Collected data entries

________________________________________

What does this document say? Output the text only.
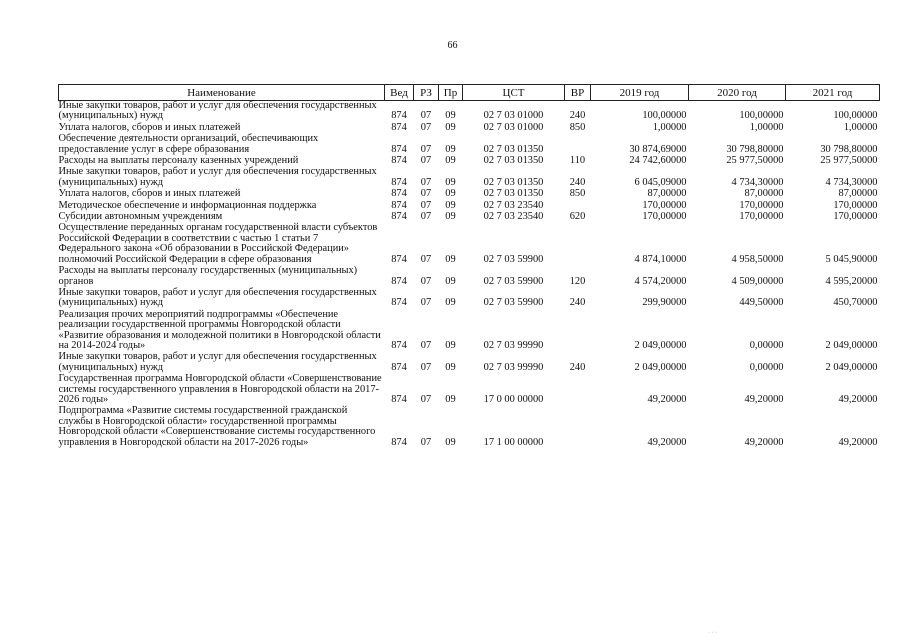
66
Наименование	Вед	РЗ	Пр	ЦСТ	ВР	2019 год	2020 год	2021 год
Иные закупки товаров, работ и услуг для обеспечения государственных (муниципальных) нужд	874	07	09	02 7 03 01000	240	100,00000	100,00000	100,00000
Уплата налогов, сборов и иных платежей	874	07	09	02 7 03 01000	850	1,00000	1,00000	1,00000
Обеспечение деятельности организаций, обеспечивающих предоставление услуг в сфере образования	874	07	09	02 7 03 01350		30 874,69000	30 798,80000	30 798,80000
Расходы на выплаты персоналу казенных учреждений	874	07	09	02 7 03 01350	110	24 742,60000	25 977,50000	25 977,50000
Иные закупки товаров, работ и услуг для обеспечения государственных (муниципальных) нужд	874	07	09	02 7 03 01350	240	6 045,09000	4 734,30000	4 734,30000
Уплата налогов, сборов и иных платежей	874	07	09	02 7 03 01350	850	87,00000	87,00000	87,00000
Методическое обеспечение и информационная поддержка	874	07	09	02 7 03 23540		170,00000	170,00000	170,00000
Субсидии автономным учреждениям	874	07	09	02 7 03 23540	620	170,00000	170,00000	170,00000
Осуществление переданных органам государственной власти субъектов Российской Федерации в соответствии с частью 1 статьи 7 Федерального закона «Об образовании в Российской Федерации» полномочий Российской Федерации в сфере образования	874	07	09	02 7 03 59900		4 874,10000	4 958,50000	5 045,90000
Расходы на выплаты персоналу государственных (муниципальных) органов	874	07	09	02 7 03 59900	120	4 574,20000	4 509,00000	4 595,20000
Иные закупки товаров, работ и услуг для обеспечения государственных (муниципальных) нужд	874	07	09	02 7 03 59900	240	299,90000	449,50000	450,70000
Реализация прочих мероприятий подпрограммы «Обеспечение реализации государственной программы Новгородской области «Развитие образования и молодежной политики в Новгородской области на 2014-2024 годы»	874	07	09	02 7 03 99990		2 049,00000	0,00000	2 049,00000
Иные закупки товаров, работ и услуг для обеспечения государственных (муниципальных) нужд	874	07	09	02 7 03 99990	240	2 049,00000	0,00000	2 049,00000
Государственная программа Новгородской области «Совершенствование системы государственного управления в Новгородской области на 2017-2026 годы»	874	07	09	17 0 00 00000		49,20000	49,20000	49,20000
Подпрограмма «Развитие системы государственной гражданской службы в Новгородской области» государственной программы Новгородской области «Совершенствование системы государственного управления в Новгородской области на 2017-2026 годы»	874	07	09	17 1 00 00000		49,20000	49,20000	49,20000
· · ·
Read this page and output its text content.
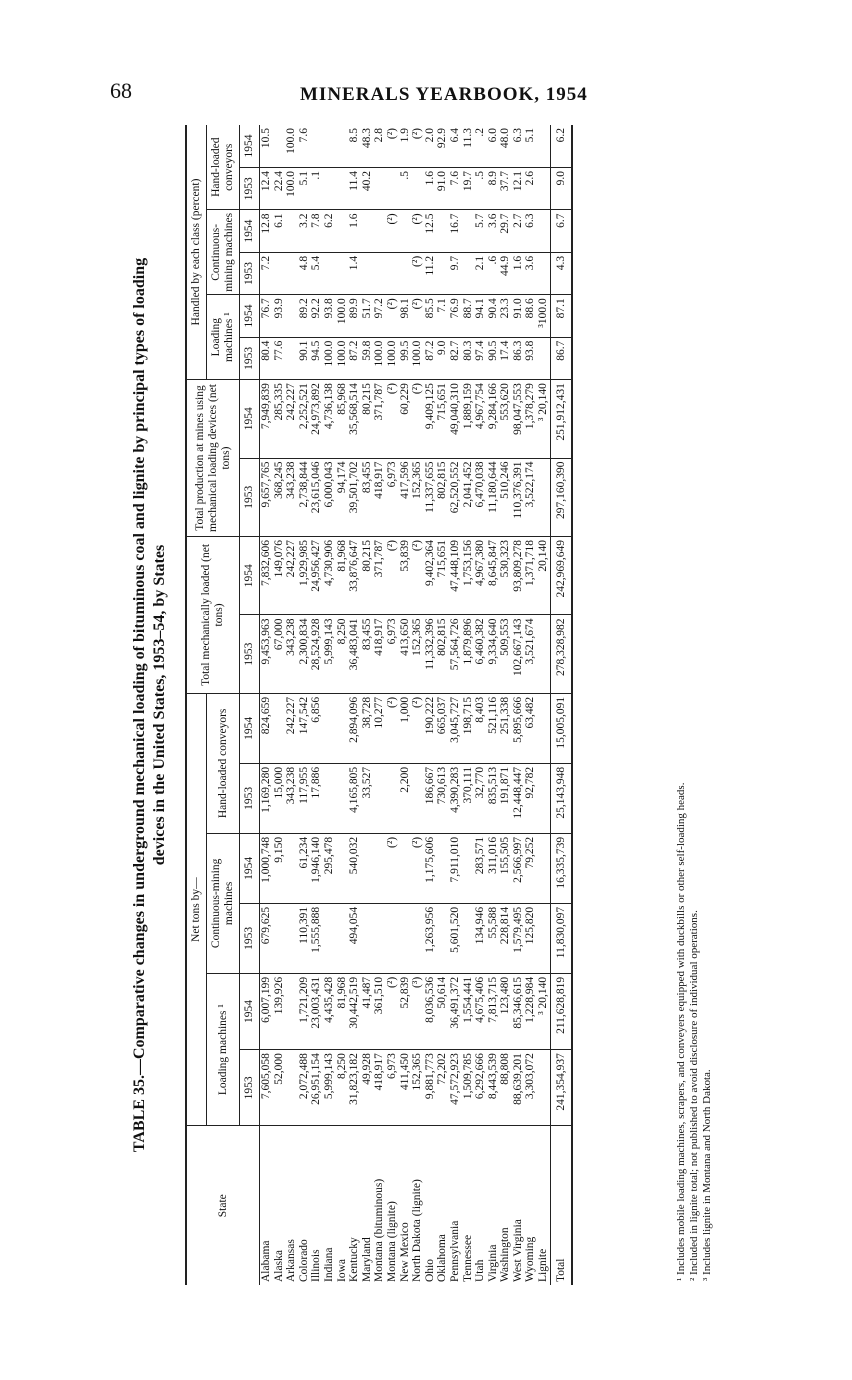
68	MINERALS YEARBOOK, 1954
TABLE 35.—Comparative changes in underground mechanical loading of bituminous coal and lignite by principal types of loading devices in the United States, 1953–54, by States
State	Net tons by—						Total mechanically loaded (net tons)		Total production at mines using mechanical loading devices (net tons)		Handled by each class (percent)					
	Loading machines ¹		Continuous-mining machines		Hand-loaded conveyors						Loading machines ¹		Continuous-mining machines		Hand-loaded conveyors	
	1953	1954	1953	1954	1953	1954	1953	1954	1953	1954	1953	1954	1953	1954	1953	1954
Alabama	7,605,058	6,007,199	679,625	1,000,748	1,169,280	824,659	9,453,963	7,832,606	9,657,765	7,949,839	80.4	76.7	7.2	12.8	12.4	10.5
Alaska	52,000	139,926		9,150	15,000		67,000	149,076	368,245	285,335	77.6	93.9		6.1	22.4	
Arkansas					343,238	242,227	343,238	242,227	343,238	242,227					100.0	100.0
Colorado	2,072,488	1,721,209	110,391	61,234	117,955	147,542	2,300,834	1,929,985	2,738,844	2,252,521	90.1	89.2	4.8	3.2	5.1	7.6
Illinois	26,951,154	23,003,431	1,555,888	1,946,140	17,886	6,856	28,524,928	24,956,427	23,615,046	24,973,892	94.5	92.2	5.4	7.8	.1	
Indiana	5,999,143	4,435,428		295,478			5,999,143	4,730,906	6,000,043	4,736,138	100.0	93.8		6.2		
Iowa	8,250	81,968					8,250	81,968	94,174	85,968	100.0	100.0				
Kentucky	31,823,182	30,442,519	494,054	540,032	4,165,805	2,894,096	36,483,041	33,876,647	39,501,702	35,568,514	87.2	89.9	1.4	1.6	11.4	8.5
Maryland	49,928	41,487			33,527	38,728	83,455	80,215	83,455	80,215	59.8	51.7			40.2	48.3
Montana (bituminous)	418,917	361,510				10,277	418,917	371,787	418,917	371,787	100.0	97.2				2.8
Montana (lignite)	6,973	(²)		(²)		(²)	6,973	(²)	6,973	(²)	100.0	(²)		(²)		(²)
New Mexico	411,450	52,839			2,200	1,000	413,650	53,839	417,596	60,229	99.5	98.1			.5	1.9
North Dakota (lignite)	152,365	(³)		(²)		(²)	152,365	(²)	152,365	(²)	100.0	(²)	(²)	(²)		(²)
Ohio	9,881,773	8,036,536	1,263,956	1,175,606	186,667	190,222	11,332,396	9,402,364	11,337,655	9,409,125	87.2	85.5	11.2	12.5	1.6	2.0
Oklahoma	72,202	50,614			730,613	665,037	802,815	715,651	802,815	715,651	9.0	7.1			91.0	92.9
Pennsylvania	47,572,923	36,491,372	5,601,520	7,911,010	4,390,283	3,045,727	57,564,726	47,448,109	62,520,552	49,040,310	82.7	76.9	9.7	16.7	7.6	6.4
Tennessee	1,509,785	1,554,441			370,111	198,715	1,879,896	1,753,156	2,041,452	1,889,159	80.3	88.7			19.7	11.3
Utah	6,292,666	4,675,406	134,946	283,571	32,770	8,403	6,460,382	4,967,380	6,470,038	4,967,754	97.4	94.1	2.1	5.7	.5	.2
Virginia	8,443,539	7,813,715	55,588	311,016	835,513	521,116	9,334,640	8,645,847	11,180,644	9,284,166	90.5	90.4	.6	3.6	8.9	6.0
Washington	88,808	123,480	228,814	155,505	191,871	251,338	509,553	530,323	510,246	553,620	17.4	23.3	44.9	29.7	37.7	48.0
West Virginia	88,639,201	85,346,615	1,579,495	2,566,997	12,448,447	5,895,666	102,667,143	93,809,278	110,376,391	98,047,553	86.3	91.0	1.6	2.7	12.1	6.3
Wyoming	3,303,072	1,228,984	125,820	79,252	92,782	63,482	3,521,674	1,371,718	3,522,174	1,378,279	93.8	88.6	3.6	6.3	2.6	5.1
Lignite		³ 20,140						20,140		³ 20,140		³100.0				
Total	241,354,937	211,628,819	11,830,097	16,335,739	25,143,948	15,005,091	278,328,982	242,969,649	297,160,390	251,912,431	86.7	87.1	4.3	6.7	9.0	6.2
¹ Includes mobile loading machines, scrapers, and conveyers equipped with duckbills or other self-loading heads. ² Included in lignite total; not published to avoid disclosure of individual operations. ³ Includes lignite in Montana and North Dakota.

________________________________________

Copy all the data exactly as written, but skip any picture.

PROBLEM SOLUTION »
What does this document say? Output the text only.
66
Наименование	Вед	РЗ	Пр	ЦСТ	ВР	2019 год	2020 год	2021 год
Иные закупки товаров, работ и услуг для обеспечения государственных (муниципальных) нужд	874	07	09	02 7 03 01000	240	100,00000	100,00000	100,00000
Уплата налогов, сборов и иных платежей	874	07	09	02 7 03 01000	850	1,00000	1,00000	1,00000
Обеспечение деятельности организаций, обеспечивающих предоставление услуг в сфере образования	874	07	09	02 7 03 01350		30 874,69000	30 798,80000	30 798,80000
Расходы на выплаты персоналу казенных учреждений	874	07	09	02 7 03 01350	110	24 742,60000	25 977,50000	25 977,50000
Иные закупки товаров, работ и услуг для обеспечения государственных (муниципальных) нужд	874	07	09	02 7 03 01350	240	6 045,09000	4 734,30000	4 734,30000
Уплата налогов, сборов и иных платежей	874	07	09	02 7 03 01350	850	87,00000	87,00000	87,00000
Методическое обеспечение и информационная поддержка	874	07	09	02 7 03 23540		170,00000	170,00000	170,00000
Субсидии автономным учреждениям	874	07	09	02 7 03 23540	620	170,00000	170,00000	170,00000
Осуществление переданных органам государственной власти субъектов Российской Федерации в соответствии с частью 1 статьи 7 Федерального закона «Об образовании в Российской Федерации» полномочий Российской Федерации в сфере образования	874	07	09	02 7 03 59900		4 874,10000	4 958,50000	5 045,90000
Расходы на выплаты персоналу государственных (муниципальных) органов	874	07	09	02 7 03 59900	120	4 574,20000	4 509,00000	4 595,20000
Иные закупки товаров, работ и услуг для обеспечения государственных (муниципальных) нужд	874	07	09	02 7 03 59900	240	299,90000	449,50000	450,70000
Реализация прочих мероприятий подпрограммы «Обеспечение реализации государственной программы Новгородской области «Развитие образования и молодежной политики в Новгородской области на 2014-2024 годы»	874	07	09	02 7 03 99990		2 049,00000	0,00000	2 049,00000
Иные закупки товаров, работ и услуг для обеспечения государственных (муниципальных) нужд	874	07	09	02 7 03 99990	240	2 049,00000	0,00000	2 049,00000
Государственная программа Новгородской области «Совершенствование системы государственного управления в Новгородской области на 2017-2026 годы»	874	07	09	17 0 00 00000		49,20000	49,20000	49,20000
Подпрограмма «Развитие системы государственной гражданской службы в Новгородской области» государственной программы Новгородской области «Совершенствование системы государственного управления в Новгородской области на 2017-2026 годы»	874	07	09	17 1 00 00000		49,20000	49,20000	49,20000
· · ·
Read this page and output its text content.
68	MINERALS YEARBOOK, 1954
TABLE 35.—Comparative changes in underground mechanical loading of bituminous coal and lignite by principal types of loading devices in the United States, 1953–54, by States
State	Net tons by—						Total mechanically loaded (net tons)		Total production at mines using mechanical loading devices (net tons)		Handled by each class (percent)					
	Loading machines ¹		Continuous-mining machines		Hand-loaded conveyors						Loading machines ¹		Continuous-mining machines		Hand-loaded conveyors	
	1953	1954	1953	1954	1953	1954	1953	1954	1953	1954	1953	1954	1953	1954	1953	1954
Alabama	7,605,058	6,007,199	679,625	1,000,748	1,169,280	824,659	9,453,963	7,832,606	9,657,765	7,949,839	80.4	76.7	7.2	12.8	12.4	10.5
Alaska	52,000	139,926		9,150	15,000		67,000	149,076	368,245	285,335	77.6	93.9		6.1	22.4	
Arkansas					343,238	242,227	343,238	242,227	343,238	242,227					100.0	100.0
Colorado	2,072,488	1,721,209	110,391	61,234	117,955	147,542	2,300,834	1,929,985	2,738,844	2,252,521	90.1	89.2	4.8	3.2	5.1	7.6
Illinois	26,951,154	23,003,431	1,555,888	1,946,140	17,886	6,856	28,524,928	24,956,427	23,615,046	24,973,892	94.5	92.2	5.4	7.8	.1	
Indiana	5,999,143	4,435,428		295,478			5,999,143	4,730,906	6,000,043	4,736,138	100.0	93.8		6.2		
Iowa	8,250	81,968					8,250	81,968	94,174	85,968	100.0	100.0				
Kentucky	31,823,182	30,442,519	494,054	540,032	4,165,805	2,894,096	36,483,041	33,876,647	39,501,702	35,568,514	87.2	89.9	1.4	1.6	11.4	8.5
Maryland	49,928	41,487			33,527	38,728	83,455	80,215	83,455	80,215	59.8	51.7			40.2	48.3
Montana (bituminous)	418,917	361,510				10,277	418,917	371,787	418,917	371,787	100.0	97.2				2.8
Montana (lignite)	6,973	(²)		(²)		(²)	6,973	(²)	6,973	(²)	100.0	(²)		(²)		(²)
New Mexico	411,450	52,839			2,200	1,000	413,650	53,839	417,596	60,229	99.5	98.1			.5	1.9
North Dakota (lignite)	152,365	(³)		(²)		(²)	152,365	(²)	152,365	(²)	100.0	(²)	(²)	(²)		(²)
Ohio	9,881,773	8,036,536	1,263,956	1,175,606	186,667	190,222	11,332,396	9,402,364	11,337,655	9,409,125	87.2	85.5	11.2	12.5	1.6	2.0
Oklahoma	72,202	50,614			730,613	665,037	802,815	715,651	802,815	715,651	9.0	7.1			91.0	92.9
Pennsylvania	47,572,923	36,491,372	5,601,520	7,911,010	4,390,283	3,045,727	57,564,726	47,448,109	62,520,552	49,040,310	82.7	76.9	9.7	16.7	7.6	6.4
Tennessee	1,509,785	1,554,441			370,111	198,715	1,879,896	1,753,156	2,041,452	1,889,159	80.3	88.7			19.7	11.3
Utah	6,292,666	4,675,406	134,946	283,571	32,770	8,403	6,460,382	4,967,380	6,470,038	4,967,754	97.4	94.1	2.1	5.7	.5	.2
Virginia	8,443,539	7,813,715	55,588	311,016	835,513	521,116	9,334,640	8,645,847	11,180,644	9,284,166	90.5	90.4	.6	3.6	8.9	6.0
Washington	88,808	123,480	228,814	155,505	191,871	251,338	509,553	530,323	510,246	553,620	17.4	23.3	44.9	29.7	37.7	48.0
West Virginia	88,639,201	85,346,615	1,579,495	2,566,997	12,448,447	5,895,666	102,667,143	93,809,278	110,376,391	98,047,553	86.3	91.0	1.6	2.7	12.1	6.3
Wyoming	3,303,072	1,228,984	125,820	79,252	92,782	63,482	3,521,674	1,371,718	3,522,174	1,378,279	93.8	88.6	3.6	6.3	2.6	5.1
Lignite		³ 20,140						20,140		³ 20,140		³100.0				
Total	241,354,937	211,628,819	11,830,097	16,335,739	25,143,948	15,005,091	278,328,982	242,969,649	297,160,390	251,912,431	86.7	87.1	4.3	6.7	9.0	6.2
¹ Includes mobile loading machines, scrapers, and conveyers equipped with duckbills or other self-loading heads. ² Included in lignite total; not published to avoid disclosure of individual operations. ³ Includes lignite in Montana and North Dakota.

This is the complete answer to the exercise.